------ THE INPUT ------

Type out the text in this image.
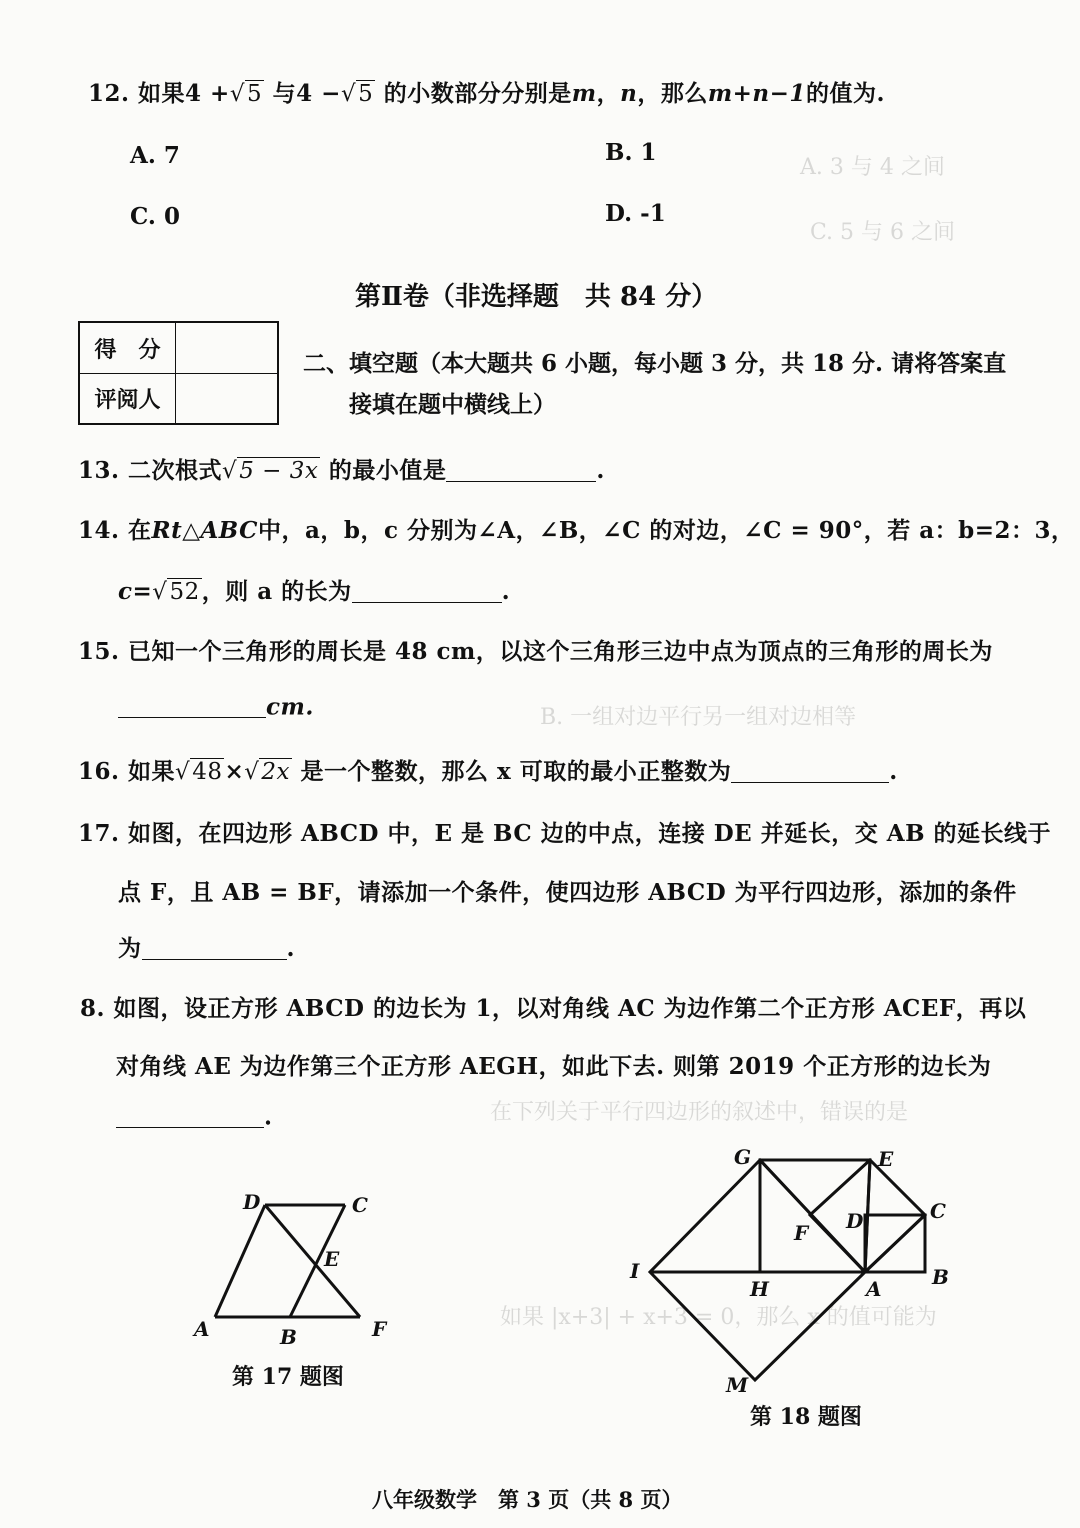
A. 3 与 4 之间
C. 5 与 6 之间
B. 一组对边平行另一组对边相等
在下列关于平行四边形的叙述中，错误的是
如果 |x+3| + x+3 = 0，那么 x 的值可能为
12. 如果4 +√5 与4 −√5 的小数部分分别是m，n，那么m+n−1的值为.
A. 7	B. 1
C. 0	D. -1
第Ⅱ卷（非选择题　共 84 分）
得　分
评阅人
二、填空题（本大题共 6 小题，每小题 3 分，共 18 分. 请将答案直
接填在题中横线上）
13. 二次根式√5 − 3x 的最小值是	.
14. 在Rt△ABC中，a，b，c 分别为∠A，∠B，∠C 的对边，∠C = 90°，若 a：b=2：3，
c=√52，则 a 的长为	.
15. 已知一个三角形的周长是 48 cm，以这个三角形三边中点为顶点的三角形的周长为
cm.
16. 如果√48×√2x 是一个整数，那么 x 可取的最小正整数为	.
17. 如图，在四边形 ABCD 中，E 是 BC 边的中点，连接 DE 并延长，交 AB 的延长线于
点 F，且 AB = BF，请添加一个条件，使四边形 ABCD 为平行四边形，添加的条件
为	.
8. 如图，设正方形 ABCD 的边长为 1，以对角线 AC 为边作第二个正方形 ACEF，再以
对角线 AE 为边作第三个正方形 AEGH，如此下去. 则第 2019 个正方形的边长为
.
D	C
E
A	B	F
第 17 题图
G	E
C
D
F
I
H	A	B
M
第 18 题图
八年级数学　第 3 页（共 8 页）
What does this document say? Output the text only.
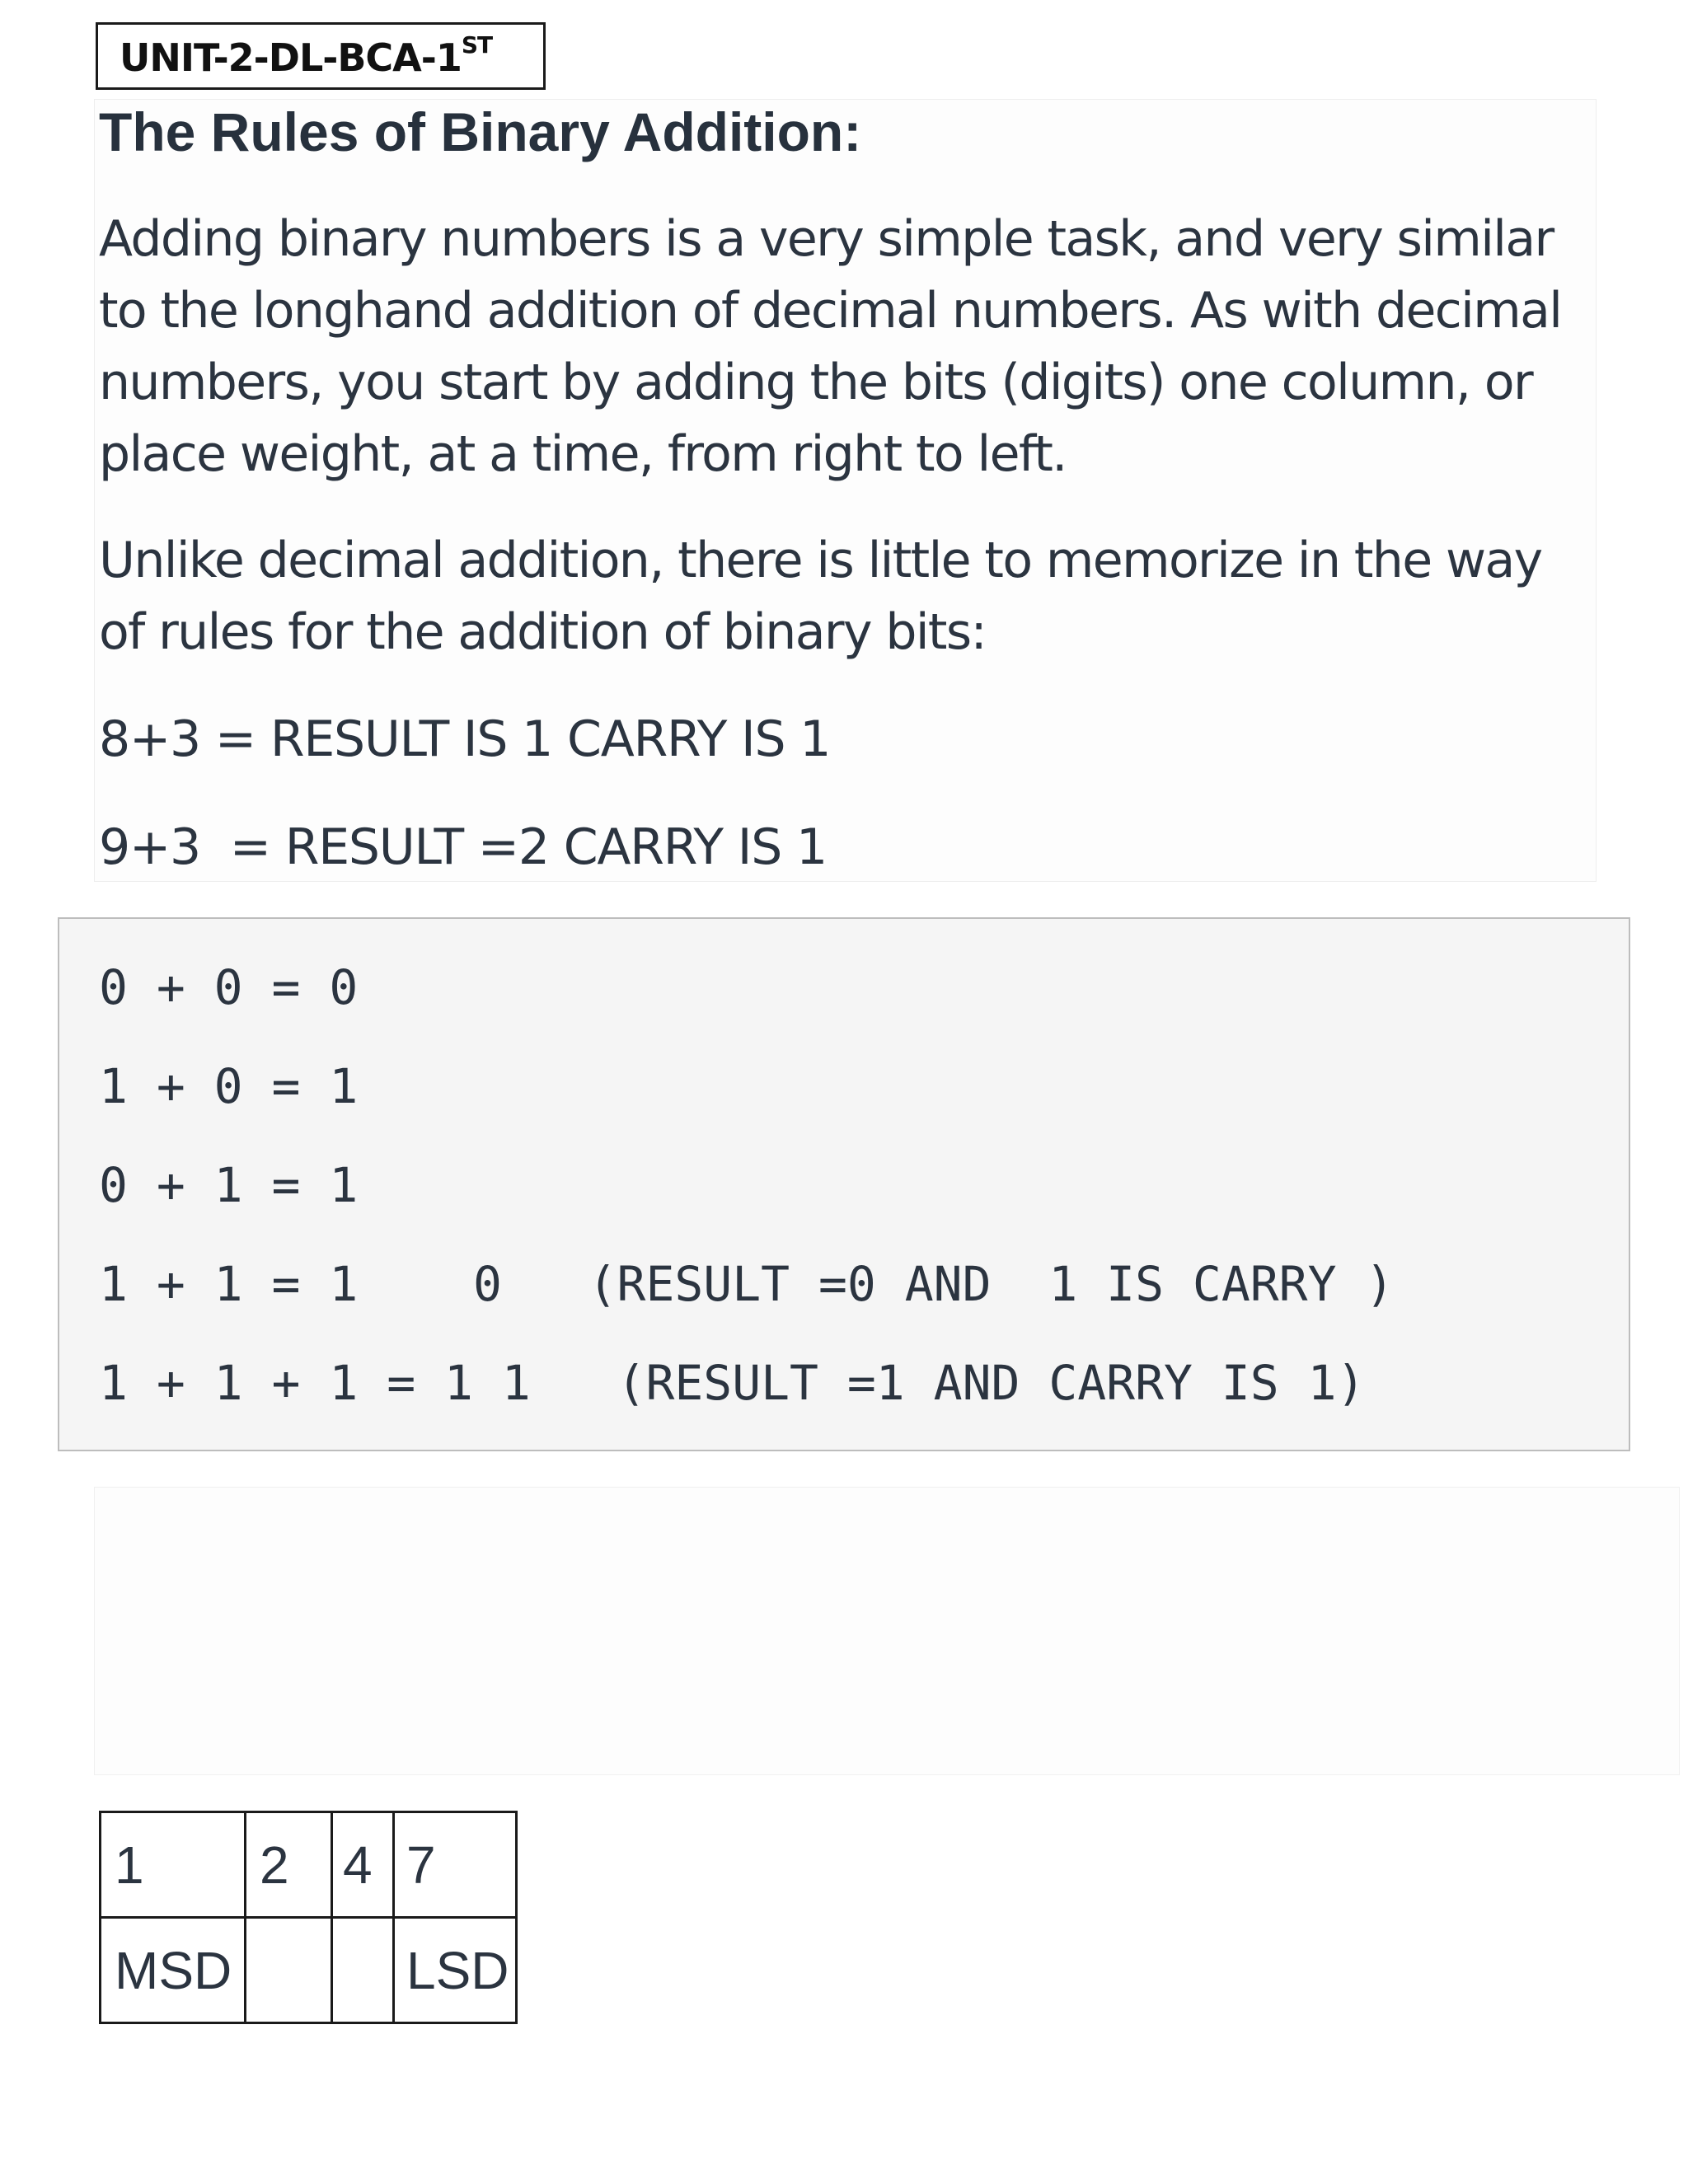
UNIT-2-DL-BCA-1ST
The Rules of Binary Addition:
Adding binary numbers is a very simple task, and very similar
to the longhand addition of decimal numbers. As with decimal
numbers, you start by adding the bits (digits) one column, or
place weight, at a time, from right to left.
Unlike decimal addition, there is little to memorize in the way
of rules for the addition of binary bits:
8+3 = RESULT IS 1 CARRY IS 1
9+3  = RESULT =2 CARRY IS 1
0 + 0 = 0
1 + 0 = 1
0 + 1 = 1
1 + 1 = 1    0   (RESULT =0 AND  1 IS CARRY )
1 + 1 + 1 = 1 1   (RESULT =1 AND CARRY IS 1)
1	2	4	7
MSD			LSD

------

Write out the listing above again, exactly, but with no pictures in the copy.

REPLY ▸
Type out the text in this image.
A. 3 与 4 之间
C. 5 与 6 之间
B. 一组对边平行另一组对边相等
在下列关于平行四边形的叙述中，错误的是
如果 |x+3| + x+3 = 0，那么 x 的值可能为
12. 如果4 +√5 与4 −√5 的小数部分分别是m，n，那么m+n−1的值为.
A. 7	B. 1
C. 0	D. -1
第Ⅱ卷（非选择题　共 84 分）
得　分
评阅人
二、填空题（本大题共 6 小题，每小题 3 分，共 18 分. 请将答案直
接填在题中横线上）
13. 二次根式√5 − 3x 的最小值是	.
14. 在Rt△ABC中，a，b，c 分别为∠A，∠B，∠C 的对边，∠C = 90°，若 a：b=2：3，
c=√52，则 a 的长为	.
15. 已知一个三角形的周长是 48 cm，以这个三角形三边中点为顶点的三角形的周长为
cm.
16. 如果√48×√2x 是一个整数，那么 x 可取的最小正整数为	.
17. 如图，在四边形 ABCD 中，E 是 BC 边的中点，连接 DE 并延长，交 AB 的延长线于
点 F，且 AB = BF，请添加一个条件，使四边形 ABCD 为平行四边形，添加的条件
为	.
8. 如图，设正方形 ABCD 的边长为 1，以对角线 AC 为边作第二个正方形 ACEF，再以
对角线 AE 为边作第三个正方形 AEGH，如此下去. 则第 2019 个正方形的边长为
.
D	C
E
A	B	F
第 17 题图
G	E
C
D
F
I
H	A	B
M
第 18 题图
八年级数学　第 3 页（共 8 页）
What does this document say? Output the text only.
UNIT-2-DL-BCA-1ST
The Rules of Binary Addition:
Adding binary numbers is a very simple task, and very similar
to the longhand addition of decimal numbers. As with decimal
numbers, you start by adding the bits (digits) one column, or
place weight, at a time, from right to left.
Unlike decimal addition, there is little to memorize in the way
of rules for the addition of binary bits:
8+3 = RESULT IS 1 CARRY IS 1
9+3  = RESULT =2 CARRY IS 1
0 + 0 = 0
1 + 0 = 1
0 + 1 = 1
1 + 1 = 1    0   (RESULT =0 AND  1 IS CARRY )
1 + 1 + 1 = 1 1   (RESULT =1 AND CARRY IS 1)
1	2	4	7
MSD			LSD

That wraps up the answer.